_BRIEF_
Work out how many lines of the listing hold the string "this", then answer with that number and nothing else.

_PROVIDED ENTRIES_
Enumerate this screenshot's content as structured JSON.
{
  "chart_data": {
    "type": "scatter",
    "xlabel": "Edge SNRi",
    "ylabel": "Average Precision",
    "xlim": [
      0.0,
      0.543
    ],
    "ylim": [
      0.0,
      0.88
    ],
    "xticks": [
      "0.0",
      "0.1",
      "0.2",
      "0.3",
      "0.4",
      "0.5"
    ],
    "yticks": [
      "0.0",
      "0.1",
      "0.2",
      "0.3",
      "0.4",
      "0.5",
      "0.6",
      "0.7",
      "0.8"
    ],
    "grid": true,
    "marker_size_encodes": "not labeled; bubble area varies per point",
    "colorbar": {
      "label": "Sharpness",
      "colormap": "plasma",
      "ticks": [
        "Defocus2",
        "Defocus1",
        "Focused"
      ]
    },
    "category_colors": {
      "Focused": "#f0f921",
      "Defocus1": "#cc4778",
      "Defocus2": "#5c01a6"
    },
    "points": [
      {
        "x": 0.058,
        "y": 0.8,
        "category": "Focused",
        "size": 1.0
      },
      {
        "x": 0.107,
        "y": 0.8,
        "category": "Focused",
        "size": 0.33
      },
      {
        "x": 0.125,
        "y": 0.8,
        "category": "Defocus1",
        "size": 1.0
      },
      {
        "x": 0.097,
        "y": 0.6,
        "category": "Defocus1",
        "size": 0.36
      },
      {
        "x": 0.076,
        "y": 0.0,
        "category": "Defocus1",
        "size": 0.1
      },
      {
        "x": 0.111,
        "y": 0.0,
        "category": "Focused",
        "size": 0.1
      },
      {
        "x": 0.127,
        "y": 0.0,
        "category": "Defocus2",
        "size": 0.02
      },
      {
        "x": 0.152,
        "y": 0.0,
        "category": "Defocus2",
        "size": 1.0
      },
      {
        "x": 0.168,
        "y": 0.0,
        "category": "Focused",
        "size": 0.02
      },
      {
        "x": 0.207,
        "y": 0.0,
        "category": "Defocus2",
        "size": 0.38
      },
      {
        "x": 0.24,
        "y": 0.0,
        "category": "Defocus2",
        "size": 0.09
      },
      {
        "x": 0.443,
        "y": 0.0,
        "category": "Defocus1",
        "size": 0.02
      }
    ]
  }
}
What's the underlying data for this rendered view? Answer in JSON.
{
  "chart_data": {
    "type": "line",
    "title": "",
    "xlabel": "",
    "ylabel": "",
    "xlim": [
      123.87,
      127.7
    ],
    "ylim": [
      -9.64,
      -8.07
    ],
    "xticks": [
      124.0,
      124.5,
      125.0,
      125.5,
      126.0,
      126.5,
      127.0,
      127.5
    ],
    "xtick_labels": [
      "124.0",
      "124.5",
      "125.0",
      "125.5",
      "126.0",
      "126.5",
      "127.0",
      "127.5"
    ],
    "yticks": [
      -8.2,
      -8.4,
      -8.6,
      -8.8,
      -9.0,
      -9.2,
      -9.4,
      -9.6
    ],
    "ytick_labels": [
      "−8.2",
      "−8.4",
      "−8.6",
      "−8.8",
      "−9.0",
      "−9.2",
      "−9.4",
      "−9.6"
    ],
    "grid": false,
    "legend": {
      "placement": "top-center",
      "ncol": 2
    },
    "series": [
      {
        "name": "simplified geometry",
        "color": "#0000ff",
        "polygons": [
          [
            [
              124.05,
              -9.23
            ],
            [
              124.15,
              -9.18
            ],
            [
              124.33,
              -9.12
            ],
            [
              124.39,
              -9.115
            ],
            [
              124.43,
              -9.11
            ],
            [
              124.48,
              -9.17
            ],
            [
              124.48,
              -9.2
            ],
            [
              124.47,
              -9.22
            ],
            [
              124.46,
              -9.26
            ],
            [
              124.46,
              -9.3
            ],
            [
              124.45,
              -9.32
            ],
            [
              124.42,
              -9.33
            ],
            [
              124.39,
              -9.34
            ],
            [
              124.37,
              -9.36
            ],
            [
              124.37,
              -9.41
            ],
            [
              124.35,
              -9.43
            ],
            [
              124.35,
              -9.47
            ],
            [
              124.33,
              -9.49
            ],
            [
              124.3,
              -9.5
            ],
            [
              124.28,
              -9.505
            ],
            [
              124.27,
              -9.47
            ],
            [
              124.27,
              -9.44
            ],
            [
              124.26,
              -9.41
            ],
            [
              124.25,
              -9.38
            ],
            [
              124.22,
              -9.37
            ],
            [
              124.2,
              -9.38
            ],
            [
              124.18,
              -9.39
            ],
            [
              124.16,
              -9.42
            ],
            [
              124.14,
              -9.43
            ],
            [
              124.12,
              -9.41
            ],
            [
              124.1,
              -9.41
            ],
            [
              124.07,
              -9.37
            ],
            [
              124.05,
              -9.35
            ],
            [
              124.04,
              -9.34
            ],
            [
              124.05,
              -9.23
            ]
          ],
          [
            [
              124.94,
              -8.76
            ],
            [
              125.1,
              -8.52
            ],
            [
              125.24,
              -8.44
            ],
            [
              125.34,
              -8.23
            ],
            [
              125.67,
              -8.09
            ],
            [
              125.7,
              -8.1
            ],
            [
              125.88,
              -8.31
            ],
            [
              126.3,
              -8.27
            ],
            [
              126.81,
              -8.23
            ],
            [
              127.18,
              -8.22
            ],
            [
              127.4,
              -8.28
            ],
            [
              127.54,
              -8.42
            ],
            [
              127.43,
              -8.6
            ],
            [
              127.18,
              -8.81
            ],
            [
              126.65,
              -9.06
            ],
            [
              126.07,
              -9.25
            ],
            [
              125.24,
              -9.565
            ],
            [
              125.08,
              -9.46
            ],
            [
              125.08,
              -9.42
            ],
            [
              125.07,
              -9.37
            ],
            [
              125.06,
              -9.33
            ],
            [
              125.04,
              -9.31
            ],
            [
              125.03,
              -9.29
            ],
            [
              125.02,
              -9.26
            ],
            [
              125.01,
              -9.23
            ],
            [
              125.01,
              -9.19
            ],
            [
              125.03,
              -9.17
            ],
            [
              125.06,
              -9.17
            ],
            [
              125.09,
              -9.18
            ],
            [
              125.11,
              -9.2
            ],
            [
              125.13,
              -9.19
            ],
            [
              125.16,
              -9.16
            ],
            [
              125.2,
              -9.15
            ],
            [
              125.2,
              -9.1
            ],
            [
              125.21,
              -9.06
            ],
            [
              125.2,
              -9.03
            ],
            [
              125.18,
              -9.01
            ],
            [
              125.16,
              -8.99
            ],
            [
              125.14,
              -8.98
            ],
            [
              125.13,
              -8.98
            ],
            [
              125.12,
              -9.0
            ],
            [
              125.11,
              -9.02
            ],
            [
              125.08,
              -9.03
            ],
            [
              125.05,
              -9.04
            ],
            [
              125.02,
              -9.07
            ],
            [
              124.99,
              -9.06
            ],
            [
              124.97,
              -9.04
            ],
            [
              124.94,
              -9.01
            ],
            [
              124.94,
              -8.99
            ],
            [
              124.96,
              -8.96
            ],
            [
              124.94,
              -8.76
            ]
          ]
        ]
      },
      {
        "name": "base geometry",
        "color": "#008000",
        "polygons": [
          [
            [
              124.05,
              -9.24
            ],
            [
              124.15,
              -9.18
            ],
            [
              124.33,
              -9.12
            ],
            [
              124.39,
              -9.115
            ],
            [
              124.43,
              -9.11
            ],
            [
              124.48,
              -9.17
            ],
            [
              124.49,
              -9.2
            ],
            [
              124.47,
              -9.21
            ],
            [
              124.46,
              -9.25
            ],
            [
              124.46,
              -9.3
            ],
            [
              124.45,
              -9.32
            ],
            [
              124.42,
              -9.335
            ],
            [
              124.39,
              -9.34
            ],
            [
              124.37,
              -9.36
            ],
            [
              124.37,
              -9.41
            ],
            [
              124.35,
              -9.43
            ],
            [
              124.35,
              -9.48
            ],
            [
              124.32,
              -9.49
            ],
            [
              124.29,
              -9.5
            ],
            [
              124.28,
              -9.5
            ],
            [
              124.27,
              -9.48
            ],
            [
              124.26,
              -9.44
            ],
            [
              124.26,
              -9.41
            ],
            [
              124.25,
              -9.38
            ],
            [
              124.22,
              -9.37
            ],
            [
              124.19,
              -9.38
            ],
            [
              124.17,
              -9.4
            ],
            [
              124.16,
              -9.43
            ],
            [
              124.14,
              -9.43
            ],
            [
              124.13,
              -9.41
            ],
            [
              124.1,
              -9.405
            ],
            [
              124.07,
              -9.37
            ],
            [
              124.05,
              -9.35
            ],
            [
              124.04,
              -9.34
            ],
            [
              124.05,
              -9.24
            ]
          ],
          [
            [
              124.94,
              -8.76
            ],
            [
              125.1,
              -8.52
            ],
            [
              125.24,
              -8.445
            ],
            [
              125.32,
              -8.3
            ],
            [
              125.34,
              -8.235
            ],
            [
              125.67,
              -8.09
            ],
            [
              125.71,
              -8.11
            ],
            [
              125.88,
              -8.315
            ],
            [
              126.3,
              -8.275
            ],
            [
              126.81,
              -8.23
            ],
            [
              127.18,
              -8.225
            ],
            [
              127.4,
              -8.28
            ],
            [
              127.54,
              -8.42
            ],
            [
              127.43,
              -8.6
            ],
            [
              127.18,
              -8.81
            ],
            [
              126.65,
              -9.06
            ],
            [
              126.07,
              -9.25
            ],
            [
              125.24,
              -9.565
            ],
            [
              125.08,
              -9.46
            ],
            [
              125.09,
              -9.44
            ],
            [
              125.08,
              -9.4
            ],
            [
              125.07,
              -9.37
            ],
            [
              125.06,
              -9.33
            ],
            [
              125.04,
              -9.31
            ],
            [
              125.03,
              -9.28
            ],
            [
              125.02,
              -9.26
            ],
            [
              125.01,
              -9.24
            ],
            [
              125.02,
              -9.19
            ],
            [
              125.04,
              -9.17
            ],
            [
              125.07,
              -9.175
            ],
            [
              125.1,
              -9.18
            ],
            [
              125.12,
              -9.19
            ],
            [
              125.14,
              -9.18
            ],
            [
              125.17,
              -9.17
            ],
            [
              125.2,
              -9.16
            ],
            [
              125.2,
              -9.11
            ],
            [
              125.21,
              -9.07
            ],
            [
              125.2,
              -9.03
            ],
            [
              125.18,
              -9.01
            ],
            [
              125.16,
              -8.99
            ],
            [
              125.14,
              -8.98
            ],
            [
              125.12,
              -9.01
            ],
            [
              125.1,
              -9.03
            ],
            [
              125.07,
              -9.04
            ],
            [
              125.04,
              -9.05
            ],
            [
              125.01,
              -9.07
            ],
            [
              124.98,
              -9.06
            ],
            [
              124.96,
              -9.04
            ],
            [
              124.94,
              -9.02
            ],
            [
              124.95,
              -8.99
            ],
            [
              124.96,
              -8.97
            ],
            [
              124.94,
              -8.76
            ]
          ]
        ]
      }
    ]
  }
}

_RESPONSE_
2